*AIM*
Below is a block of records; reproduce all of them exactly and leave out any pictures.

►

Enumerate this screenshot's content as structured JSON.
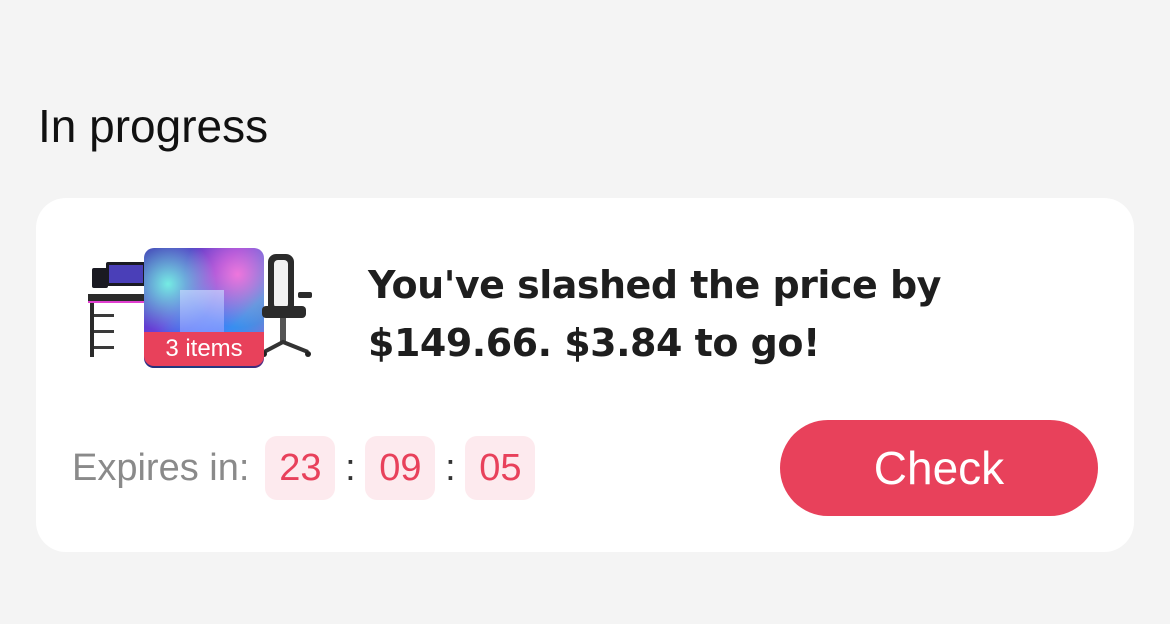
{
  "section": {
    "title": "In progress"
  },
  "card": {
    "items_badge": "3 items",
    "message": "You've slashed the price by $149.66. $3.84 to go!",
    "expires_label": "Expires in:",
    "countdown": {
      "hours": "23",
      "minutes": "09",
      "seconds": "05",
      "separator": ":"
    },
    "check_label": "Check"
  },
  "colors": {
    "accent": "#e8415b",
    "timer_bg": "#fdeaee",
    "page_bg": "#f4f4f4",
    "card_bg": "#ffffff"
  }
}
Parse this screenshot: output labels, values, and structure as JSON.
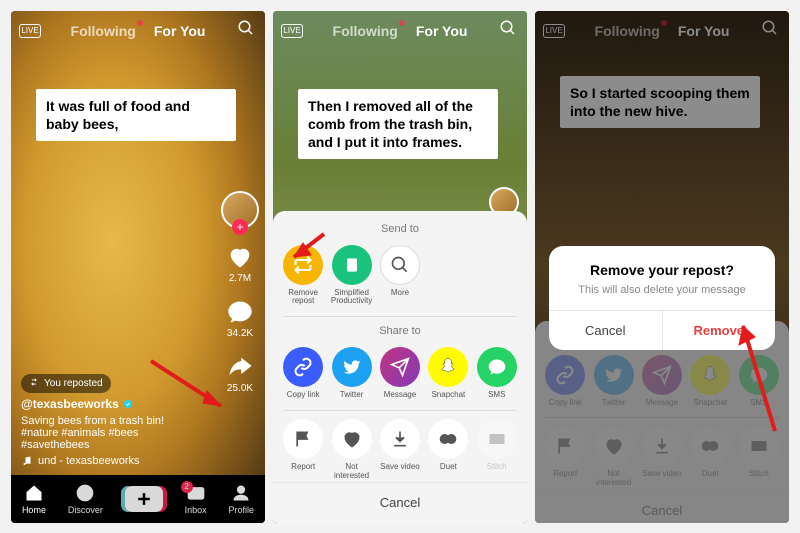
{
  "header": {
    "live": "LIVE",
    "following": "Following",
    "foryou": "For You"
  },
  "screen1": {
    "caption": "It was full of food and baby bees,",
    "reposted": "You reposted",
    "username": "@texasbeeworks",
    "desc": "Saving bees from a trash bin! #nature #animals #bees #savethebees",
    "music": "und - texasbeeworks",
    "likes": "2.7M",
    "comments": "34.2K",
    "shares": "25.0K",
    "nav": {
      "home": "Home",
      "discover": "Discover",
      "inbox": "Inbox",
      "profile": "Profile",
      "inbox_badge": "2"
    }
  },
  "screen2": {
    "caption": "Then I removed all of the comb from the trash bin, and I put it into frames.",
    "send_to": "Send to",
    "remove_repost": "Remove repost",
    "simplified": "Simplified Productivity",
    "more": "More",
    "share_to": "Share to",
    "copy_link": "Copy link",
    "twitter": "Twitter",
    "message": "Message",
    "snapchat": "Snapchat",
    "sms": "SMS",
    "report": "Report",
    "not_interested": "Not interested",
    "save_video": "Save video",
    "duet": "Duet",
    "stitch": "Stitch",
    "cancel": "Cancel"
  },
  "screen3": {
    "caption": "So I started scooping them into the new hive.",
    "dialog_title": "Remove your repost?",
    "dialog_msg": "This will also delete your message",
    "cancel": "Cancel",
    "remove": "Remove"
  },
  "colors": {
    "accent": "#fe2c55",
    "remove_repost_btn": "#f7b500",
    "twitter": "#1da1f2",
    "copylink": "#3b5cff",
    "message": "#8134af",
    "snapchat": "#fffc00",
    "sms": "#25d366"
  }
}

◄

*SOLUTION TO THIS TASK*
Enumerate this screenshot's content as structured JSON.
{
  "section": {
    "title": "In progress"
  },
  "card": {
    "items_badge": "3 items",
    "message": "You've slashed the price by $149.66. $3.84 to go!",
    "expires_label": "Expires in:",
    "countdown": {
      "hours": "23",
      "minutes": "09",
      "seconds": "05",
      "separator": ":"
    },
    "check_label": "Check"
  },
  "colors": {
    "accent": "#e8415b",
    "timer_bg": "#fdeaee",
    "page_bg": "#f4f4f4",
    "card_bg": "#ffffff"
  }
}
Parse this screenshot: output labels, values, and structure as JSON.
{
  "header": {
    "live": "LIVE",
    "following": "Following",
    "foryou": "For You"
  },
  "screen1": {
    "caption": "It was full of food and baby bees,",
    "reposted": "You reposted",
    "username": "@texasbeeworks",
    "desc": "Saving bees from a trash bin! #nature #animals #bees #savethebees",
    "music": "und - texasbeeworks",
    "likes": "2.7M",
    "comments": "34.2K",
    "shares": "25.0K",
    "nav": {
      "home": "Home",
      "discover": "Discover",
      "inbox": "Inbox",
      "profile": "Profile",
      "inbox_badge": "2"
    }
  },
  "screen2": {
    "caption": "Then I removed all of the comb from the trash bin, and I put it into frames.",
    "send_to": "Send to",
    "remove_repost": "Remove repost",
    "simplified": "Simplified Productivity",
    "more": "More",
    "share_to": "Share to",
    "copy_link": "Copy link",
    "twitter": "Twitter",
    "message": "Message",
    "snapchat": "Snapchat",
    "sms": "SMS",
    "report": "Report",
    "not_interested": "Not interested",
    "save_video": "Save video",
    "duet": "Duet",
    "stitch": "Stitch",
    "cancel": "Cancel"
  },
  "screen3": {
    "caption": "So I started scooping them into the new hive.",
    "dialog_title": "Remove your repost?",
    "dialog_msg": "This will also delete your message",
    "cancel": "Cancel",
    "remove": "Remove"
  },
  "colors": {
    "accent": "#fe2c55",
    "remove_repost_btn": "#f7b500",
    "twitter": "#1da1f2",
    "copylink": "#3b5cff",
    "message": "#8134af",
    "snapchat": "#fffc00",
    "sms": "#25d366"
  }
}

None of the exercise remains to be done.